[OBJECTIVE] Retype each entry below, keeping every character the same.

Records from a collection of figures:
==============================
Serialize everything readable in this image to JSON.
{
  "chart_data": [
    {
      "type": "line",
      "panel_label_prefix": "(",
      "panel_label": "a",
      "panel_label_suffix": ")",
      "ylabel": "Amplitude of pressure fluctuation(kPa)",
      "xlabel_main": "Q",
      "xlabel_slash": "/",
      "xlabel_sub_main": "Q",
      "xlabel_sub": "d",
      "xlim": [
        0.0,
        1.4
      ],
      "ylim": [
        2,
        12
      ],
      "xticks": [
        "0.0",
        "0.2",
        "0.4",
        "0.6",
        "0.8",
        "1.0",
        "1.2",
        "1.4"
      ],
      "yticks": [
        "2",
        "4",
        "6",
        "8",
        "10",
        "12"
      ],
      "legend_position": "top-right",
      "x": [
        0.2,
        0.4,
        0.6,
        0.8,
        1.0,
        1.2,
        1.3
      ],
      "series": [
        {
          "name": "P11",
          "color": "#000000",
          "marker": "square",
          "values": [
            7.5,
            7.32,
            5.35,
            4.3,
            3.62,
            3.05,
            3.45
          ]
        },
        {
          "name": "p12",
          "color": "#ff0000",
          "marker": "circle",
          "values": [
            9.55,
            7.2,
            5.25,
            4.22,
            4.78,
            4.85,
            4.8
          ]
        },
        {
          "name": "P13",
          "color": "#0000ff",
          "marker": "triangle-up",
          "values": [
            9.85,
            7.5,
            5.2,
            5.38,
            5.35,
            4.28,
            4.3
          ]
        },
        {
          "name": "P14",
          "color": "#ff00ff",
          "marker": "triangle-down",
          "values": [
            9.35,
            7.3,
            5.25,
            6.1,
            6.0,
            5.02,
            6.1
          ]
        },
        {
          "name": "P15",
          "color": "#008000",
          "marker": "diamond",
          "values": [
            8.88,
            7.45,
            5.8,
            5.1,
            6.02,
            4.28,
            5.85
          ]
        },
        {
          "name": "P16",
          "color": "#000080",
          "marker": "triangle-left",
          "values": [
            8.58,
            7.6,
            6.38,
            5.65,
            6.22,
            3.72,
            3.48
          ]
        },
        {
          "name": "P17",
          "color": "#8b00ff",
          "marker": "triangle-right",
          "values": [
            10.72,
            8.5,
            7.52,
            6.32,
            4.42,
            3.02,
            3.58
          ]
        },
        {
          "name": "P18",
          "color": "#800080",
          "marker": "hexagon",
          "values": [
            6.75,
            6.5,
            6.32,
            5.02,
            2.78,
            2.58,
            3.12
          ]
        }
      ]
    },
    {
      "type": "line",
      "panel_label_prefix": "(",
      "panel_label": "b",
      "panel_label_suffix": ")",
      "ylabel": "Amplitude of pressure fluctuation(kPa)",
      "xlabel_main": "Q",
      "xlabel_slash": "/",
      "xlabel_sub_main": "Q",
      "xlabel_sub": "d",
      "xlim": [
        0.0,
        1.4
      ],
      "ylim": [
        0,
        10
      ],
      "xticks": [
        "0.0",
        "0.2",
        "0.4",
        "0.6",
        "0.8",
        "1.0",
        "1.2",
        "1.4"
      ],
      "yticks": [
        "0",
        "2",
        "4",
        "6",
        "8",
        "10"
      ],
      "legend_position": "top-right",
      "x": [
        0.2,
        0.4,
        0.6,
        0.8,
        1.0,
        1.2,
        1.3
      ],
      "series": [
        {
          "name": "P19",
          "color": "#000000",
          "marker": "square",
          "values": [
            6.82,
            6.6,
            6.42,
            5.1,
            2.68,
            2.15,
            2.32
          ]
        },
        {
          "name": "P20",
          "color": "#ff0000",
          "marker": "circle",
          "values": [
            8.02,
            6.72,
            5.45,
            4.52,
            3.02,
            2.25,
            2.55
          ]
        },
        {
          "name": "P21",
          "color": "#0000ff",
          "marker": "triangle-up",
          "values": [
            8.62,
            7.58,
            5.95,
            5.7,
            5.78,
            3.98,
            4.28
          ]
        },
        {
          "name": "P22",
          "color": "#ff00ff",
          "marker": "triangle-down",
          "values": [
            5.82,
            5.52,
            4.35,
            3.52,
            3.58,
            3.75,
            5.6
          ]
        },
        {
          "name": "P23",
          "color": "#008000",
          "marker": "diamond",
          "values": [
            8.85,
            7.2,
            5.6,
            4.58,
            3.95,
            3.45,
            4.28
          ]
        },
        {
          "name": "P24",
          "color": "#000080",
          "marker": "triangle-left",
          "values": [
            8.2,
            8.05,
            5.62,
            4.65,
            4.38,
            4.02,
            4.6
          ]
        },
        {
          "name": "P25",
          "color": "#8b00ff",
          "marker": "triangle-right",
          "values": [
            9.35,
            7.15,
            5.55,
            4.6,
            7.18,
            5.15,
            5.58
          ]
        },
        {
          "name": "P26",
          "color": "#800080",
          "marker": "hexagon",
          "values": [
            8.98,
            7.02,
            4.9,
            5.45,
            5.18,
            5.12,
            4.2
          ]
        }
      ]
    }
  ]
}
==============================
[EXPECTED ANSWER]
Serialize everything readable in this image to JSON.
{
  "chart_data": [
    {
      "type": "line",
      "panel_label_prefix": "(",
      "panel_label": "a",
      "panel_label_suffix": ")",
      "ylabel": "Amplitude of pressure fluctuation(kPa)",
      "xlabel_main": "Q",
      "xlabel_slash": "/",
      "xlabel_sub_main": "Q",
      "xlabel_sub": "d",
      "xlim": [
        0.0,
        1.4
      ],
      "ylim": [
        2,
        12
      ],
      "xticks": [
        "0.0",
        "0.2",
        "0.4",
        "0.6",
        "0.8",
        "1.0",
        "1.2",
        "1.4"
      ],
      "yticks": [
        "2",
        "4",
        "6",
        "8",
        "10",
        "12"
      ],
      "legend_position": "top-right",
      "x": [
        0.2,
        0.4,
        0.6,
        0.8,
        1.0,
        1.2,
        1.3
      ],
      "series": [
        {
          "name": "P11",
          "color": "#000000",
          "marker": "square",
          "values": [
            7.5,
            7.32,
            5.35,
            4.3,
            3.62,
            3.05,
            3.45
          ]
        },
        {
          "name": "p12",
          "color": "#ff0000",
          "marker": "circle",
          "values": [
            9.55,
            7.2,
            5.25,
            4.22,
            4.78,
            4.85,
            4.8
          ]
        },
        {
          "name": "P13",
          "color": "#0000ff",
          "marker": "triangle-up",
          "values": [
            9.85,
            7.5,
            5.2,
            5.38,
            5.35,
            4.28,
            4.3
          ]
        },
        {
          "name": "P14",
          "color": "#ff00ff",
          "marker": "triangle-down",
          "values": [
            9.35,
            7.3,
            5.25,
            6.1,
            6.0,
            5.02,
            6.1
          ]
        },
        {
          "name": "P15",
          "color": "#008000",
          "marker": "diamond",
          "values": [
            8.88,
            7.45,
            5.8,
            5.1,
            6.02,
            4.28,
            5.85
          ]
        },
        {
          "name": "P16",
          "color": "#000080",
          "marker": "triangle-left",
          "values": [
            8.58,
            7.6,
            6.38,
            5.65,
            6.22,
            3.72,
            3.48
          ]
        },
        {
          "name": "P17",
          "color": "#8b00ff",
          "marker": "triangle-right",
          "values": [
            10.72,
            8.5,
            7.52,
            6.32,
            4.42,
            3.02,
            3.58
          ]
        },
        {
          "name": "P18",
          "color": "#800080",
          "marker": "hexagon",
          "values": [
            6.75,
            6.5,
            6.32,
            5.02,
            2.78,
            2.58,
            3.12
          ]
        }
      ]
    },
    {
      "type": "line",
      "panel_label_prefix": "(",
      "panel_label": "b",
      "panel_label_suffix": ")",
      "ylabel": "Amplitude of pressure fluctuation(kPa)",
      "xlabel_main": "Q",
      "xlabel_slash": "/",
      "xlabel_sub_main": "Q",
      "xlabel_sub": "d",
      "xlim": [
        0.0,
        1.4
      ],
      "ylim": [
        0,
        10
      ],
      "xticks": [
        "0.0",
        "0.2",
        "0.4",
        "0.6",
        "0.8",
        "1.0",
        "1.2",
        "1.4"
      ],
      "yticks": [
        "0",
        "2",
        "4",
        "6",
        "8",
        "10"
      ],
      "legend_position": "top-right",
      "x": [
        0.2,
        0.4,
        0.6,
        0.8,
        1.0,
        1.2,
        1.3
      ],
      "series": [
        {
          "name": "P19",
          "color": "#000000",
          "marker": "square",
          "values": [
            6.82,
            6.6,
            6.42,
            5.1,
            2.68,
            2.15,
            2.32
          ]
        },
        {
          "name": "P20",
          "color": "#ff0000",
          "marker": "circle",
          "values": [
            8.02,
            6.72,
            5.45,
            4.52,
            3.02,
            2.25,
            2.55
          ]
        },
        {
          "name": "P21",
          "color": "#0000ff",
          "marker": "triangle-up",
          "values": [
            8.62,
            7.58,
            5.95,
            5.7,
            5.78,
            3.98,
            4.28
          ]
        },
        {
          "name": "P22",
          "color": "#ff00ff",
          "marker": "triangle-down",
          "values": [
            5.82,
            5.52,
            4.35,
            3.52,
            3.58,
            3.75,
            5.6
          ]
        },
        {
          "name": "P23",
          "color": "#008000",
          "marker": "diamond",
          "values": [
            8.85,
            7.2,
            5.6,
            4.58,
            3.95,
            3.45,
            4.28
          ]
        },
        {
          "name": "P24",
          "color": "#000080",
          "marker": "triangle-left",
          "values": [
            8.2,
            8.05,
            5.62,
            4.65,
            4.38,
            4.02,
            4.6
          ]
        },
        {
          "name": "P25",
          "color": "#8b00ff",
          "marker": "triangle-right",
          "values": [
            9.35,
            7.15,
            5.55,
            4.6,
            7.18,
            5.15,
            5.58
          ]
        },
        {
          "name": "P26",
          "color": "#800080",
          "marker": "hexagon",
          "values": [
            8.98,
            7.02,
            4.9,
            5.45,
            5.18,
            5.12,
            4.2
          ]
        }
      ]
    }
  ]
}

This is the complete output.